> [Records to use]:
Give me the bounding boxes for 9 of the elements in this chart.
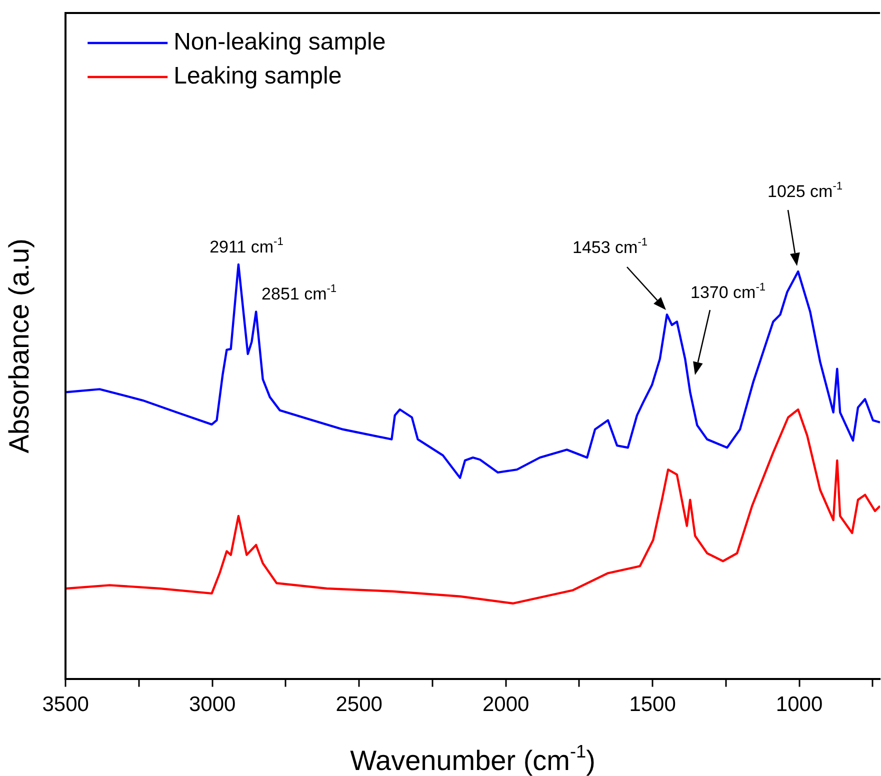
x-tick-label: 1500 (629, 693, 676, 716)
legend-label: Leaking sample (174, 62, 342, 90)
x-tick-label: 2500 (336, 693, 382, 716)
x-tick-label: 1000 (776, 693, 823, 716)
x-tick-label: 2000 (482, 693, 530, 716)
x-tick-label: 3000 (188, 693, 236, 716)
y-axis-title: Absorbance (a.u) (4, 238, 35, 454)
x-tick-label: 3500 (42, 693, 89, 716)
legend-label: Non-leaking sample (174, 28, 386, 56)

* * *

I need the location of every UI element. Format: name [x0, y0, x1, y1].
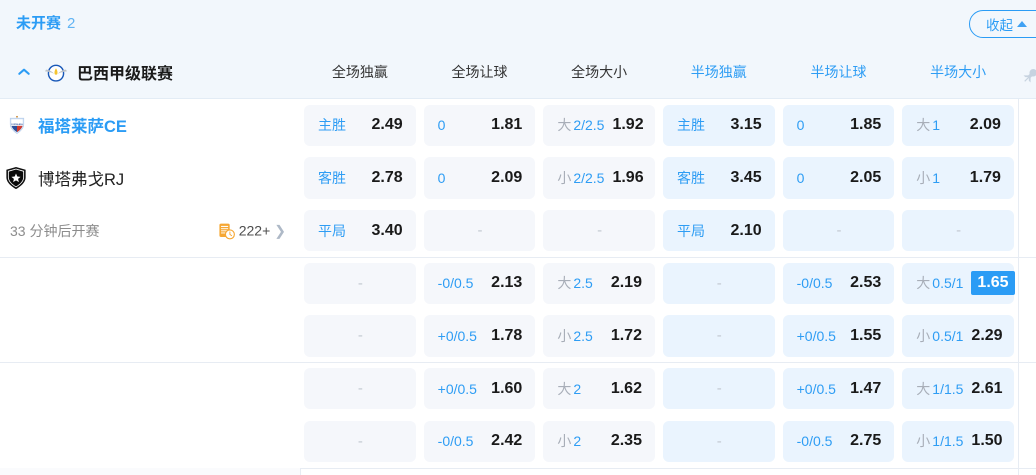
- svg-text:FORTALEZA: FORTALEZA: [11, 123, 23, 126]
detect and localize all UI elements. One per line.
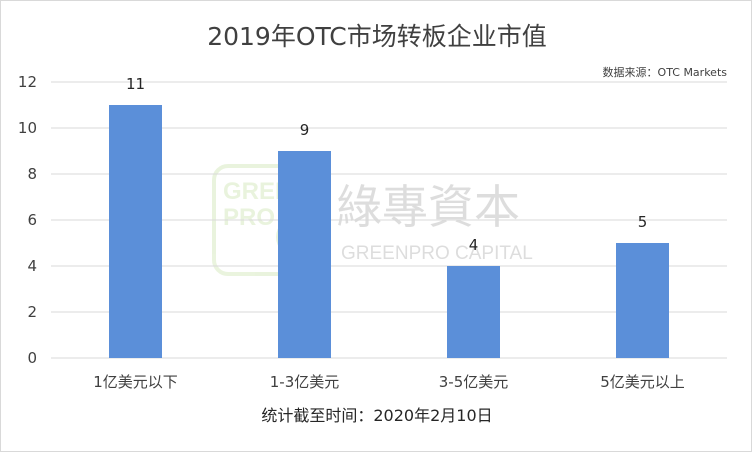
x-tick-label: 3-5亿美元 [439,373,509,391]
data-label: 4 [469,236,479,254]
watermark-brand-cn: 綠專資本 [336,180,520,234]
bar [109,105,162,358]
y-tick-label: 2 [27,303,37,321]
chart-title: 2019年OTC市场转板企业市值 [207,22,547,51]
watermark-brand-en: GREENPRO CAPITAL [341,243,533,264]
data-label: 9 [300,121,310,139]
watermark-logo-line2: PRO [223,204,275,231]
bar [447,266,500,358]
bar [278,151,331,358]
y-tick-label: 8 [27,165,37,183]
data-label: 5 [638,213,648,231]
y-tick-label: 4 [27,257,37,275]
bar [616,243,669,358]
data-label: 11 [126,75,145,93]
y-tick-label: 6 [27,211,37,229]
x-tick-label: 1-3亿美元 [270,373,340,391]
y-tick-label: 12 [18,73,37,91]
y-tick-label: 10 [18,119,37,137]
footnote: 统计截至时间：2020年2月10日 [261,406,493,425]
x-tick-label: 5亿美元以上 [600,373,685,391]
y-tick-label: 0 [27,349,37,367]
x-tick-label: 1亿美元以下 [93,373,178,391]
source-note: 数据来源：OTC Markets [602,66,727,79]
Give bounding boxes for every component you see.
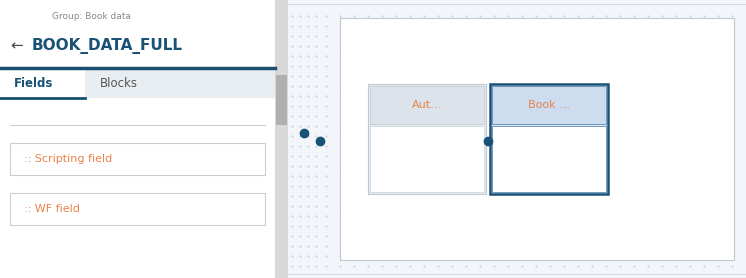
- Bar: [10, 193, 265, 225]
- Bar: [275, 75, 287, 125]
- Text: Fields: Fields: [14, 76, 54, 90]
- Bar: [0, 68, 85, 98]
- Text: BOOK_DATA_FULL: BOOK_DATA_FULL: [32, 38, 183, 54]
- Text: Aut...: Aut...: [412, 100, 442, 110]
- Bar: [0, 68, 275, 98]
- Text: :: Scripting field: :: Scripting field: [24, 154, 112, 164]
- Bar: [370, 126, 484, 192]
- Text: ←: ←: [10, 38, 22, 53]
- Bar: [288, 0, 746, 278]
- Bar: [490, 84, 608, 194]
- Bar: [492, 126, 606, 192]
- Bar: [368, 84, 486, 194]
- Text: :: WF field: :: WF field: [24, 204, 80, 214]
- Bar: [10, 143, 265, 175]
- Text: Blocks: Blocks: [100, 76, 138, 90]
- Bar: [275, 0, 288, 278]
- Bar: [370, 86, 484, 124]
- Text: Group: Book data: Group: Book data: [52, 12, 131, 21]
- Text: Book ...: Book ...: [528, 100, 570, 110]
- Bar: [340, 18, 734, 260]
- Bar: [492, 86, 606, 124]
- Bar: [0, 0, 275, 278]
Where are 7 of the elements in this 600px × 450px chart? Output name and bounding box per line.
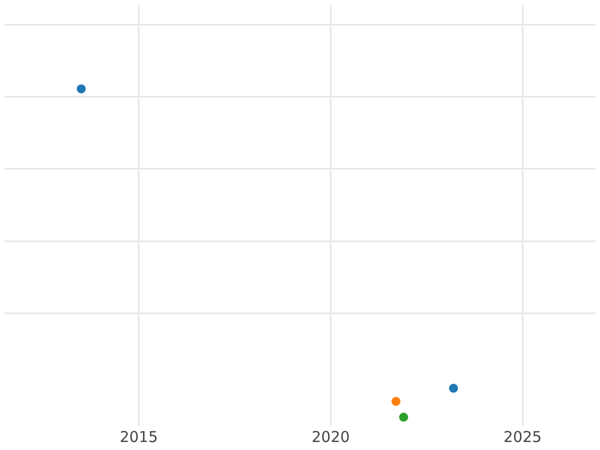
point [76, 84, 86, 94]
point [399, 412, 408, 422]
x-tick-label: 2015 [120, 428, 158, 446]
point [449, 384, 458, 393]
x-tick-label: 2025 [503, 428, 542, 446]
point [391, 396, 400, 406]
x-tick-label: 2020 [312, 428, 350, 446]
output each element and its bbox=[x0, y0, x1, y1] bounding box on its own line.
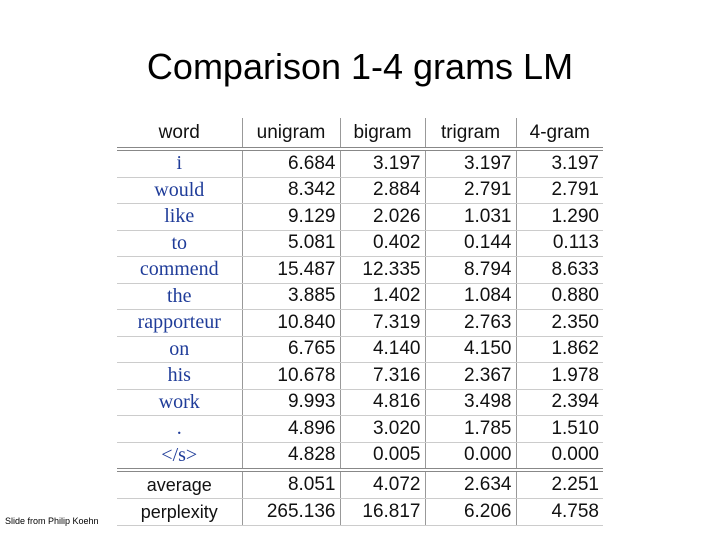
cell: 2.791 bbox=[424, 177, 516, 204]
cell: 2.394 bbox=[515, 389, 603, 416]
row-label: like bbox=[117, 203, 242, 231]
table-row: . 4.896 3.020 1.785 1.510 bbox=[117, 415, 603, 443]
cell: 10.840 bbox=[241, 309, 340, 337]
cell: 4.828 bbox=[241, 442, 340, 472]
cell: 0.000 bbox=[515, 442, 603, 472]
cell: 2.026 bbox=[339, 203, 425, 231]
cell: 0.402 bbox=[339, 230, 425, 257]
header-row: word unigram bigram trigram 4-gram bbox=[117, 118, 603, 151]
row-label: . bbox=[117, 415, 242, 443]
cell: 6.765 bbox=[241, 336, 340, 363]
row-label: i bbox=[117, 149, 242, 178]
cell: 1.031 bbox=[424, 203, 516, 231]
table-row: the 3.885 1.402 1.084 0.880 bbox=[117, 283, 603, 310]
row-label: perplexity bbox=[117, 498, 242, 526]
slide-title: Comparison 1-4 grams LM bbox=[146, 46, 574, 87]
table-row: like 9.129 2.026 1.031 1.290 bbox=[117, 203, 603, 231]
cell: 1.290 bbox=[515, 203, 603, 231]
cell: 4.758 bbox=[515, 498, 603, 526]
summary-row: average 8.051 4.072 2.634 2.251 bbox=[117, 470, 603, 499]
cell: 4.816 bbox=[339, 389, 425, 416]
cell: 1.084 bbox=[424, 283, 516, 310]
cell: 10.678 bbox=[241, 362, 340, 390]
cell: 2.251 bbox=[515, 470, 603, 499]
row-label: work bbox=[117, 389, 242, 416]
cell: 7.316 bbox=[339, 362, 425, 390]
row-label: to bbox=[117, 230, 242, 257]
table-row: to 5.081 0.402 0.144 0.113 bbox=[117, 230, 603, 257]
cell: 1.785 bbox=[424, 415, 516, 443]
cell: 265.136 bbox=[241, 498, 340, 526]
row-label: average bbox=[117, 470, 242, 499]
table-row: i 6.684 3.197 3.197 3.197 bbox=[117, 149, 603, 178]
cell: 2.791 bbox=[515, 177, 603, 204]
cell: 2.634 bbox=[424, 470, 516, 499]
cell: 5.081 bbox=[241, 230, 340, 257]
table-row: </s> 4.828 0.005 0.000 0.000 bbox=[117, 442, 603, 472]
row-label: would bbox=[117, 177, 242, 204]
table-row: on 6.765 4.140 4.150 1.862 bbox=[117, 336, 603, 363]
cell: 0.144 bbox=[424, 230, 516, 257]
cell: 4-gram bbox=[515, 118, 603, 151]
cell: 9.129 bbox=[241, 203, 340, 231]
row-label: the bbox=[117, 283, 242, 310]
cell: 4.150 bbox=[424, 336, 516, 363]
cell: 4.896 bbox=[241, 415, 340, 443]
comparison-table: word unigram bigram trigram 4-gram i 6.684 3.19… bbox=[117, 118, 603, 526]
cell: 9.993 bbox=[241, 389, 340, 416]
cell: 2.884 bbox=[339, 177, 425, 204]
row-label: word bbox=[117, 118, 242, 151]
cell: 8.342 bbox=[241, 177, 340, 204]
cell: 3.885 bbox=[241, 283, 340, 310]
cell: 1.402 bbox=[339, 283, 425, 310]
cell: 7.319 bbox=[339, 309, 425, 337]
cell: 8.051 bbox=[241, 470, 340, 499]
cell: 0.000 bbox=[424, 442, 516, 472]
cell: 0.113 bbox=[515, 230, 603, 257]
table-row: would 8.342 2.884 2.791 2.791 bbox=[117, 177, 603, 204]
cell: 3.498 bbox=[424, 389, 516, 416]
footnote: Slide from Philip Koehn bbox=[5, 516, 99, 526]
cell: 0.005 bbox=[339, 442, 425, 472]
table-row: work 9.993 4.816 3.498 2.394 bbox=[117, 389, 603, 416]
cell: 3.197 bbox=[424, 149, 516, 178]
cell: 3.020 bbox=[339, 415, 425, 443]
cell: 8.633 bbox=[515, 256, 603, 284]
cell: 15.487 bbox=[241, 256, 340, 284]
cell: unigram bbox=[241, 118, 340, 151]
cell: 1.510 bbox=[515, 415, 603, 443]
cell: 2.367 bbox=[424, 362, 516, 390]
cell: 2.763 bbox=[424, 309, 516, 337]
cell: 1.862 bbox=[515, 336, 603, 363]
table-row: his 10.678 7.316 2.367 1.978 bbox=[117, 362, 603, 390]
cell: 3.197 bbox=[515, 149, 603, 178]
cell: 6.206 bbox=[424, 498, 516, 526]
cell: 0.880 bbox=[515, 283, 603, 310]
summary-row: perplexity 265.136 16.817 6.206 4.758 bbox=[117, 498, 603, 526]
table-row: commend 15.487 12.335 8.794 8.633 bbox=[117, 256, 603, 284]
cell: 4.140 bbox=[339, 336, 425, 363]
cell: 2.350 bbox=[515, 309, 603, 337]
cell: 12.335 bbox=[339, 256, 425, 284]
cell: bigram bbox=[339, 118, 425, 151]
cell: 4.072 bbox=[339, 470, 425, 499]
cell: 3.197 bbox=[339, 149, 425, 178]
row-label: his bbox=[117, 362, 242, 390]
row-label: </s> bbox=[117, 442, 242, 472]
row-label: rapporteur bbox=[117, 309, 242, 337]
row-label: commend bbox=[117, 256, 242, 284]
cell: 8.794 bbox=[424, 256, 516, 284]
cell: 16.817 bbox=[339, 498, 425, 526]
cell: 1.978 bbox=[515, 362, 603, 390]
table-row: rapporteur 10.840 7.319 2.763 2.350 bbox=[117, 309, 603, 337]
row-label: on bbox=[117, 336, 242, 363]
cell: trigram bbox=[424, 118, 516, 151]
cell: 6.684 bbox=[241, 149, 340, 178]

> [Problem description]:
Count the lines above that contain "this", treating uppercase and lowercase as different. Reply with the number only.

> [Full solution]:
2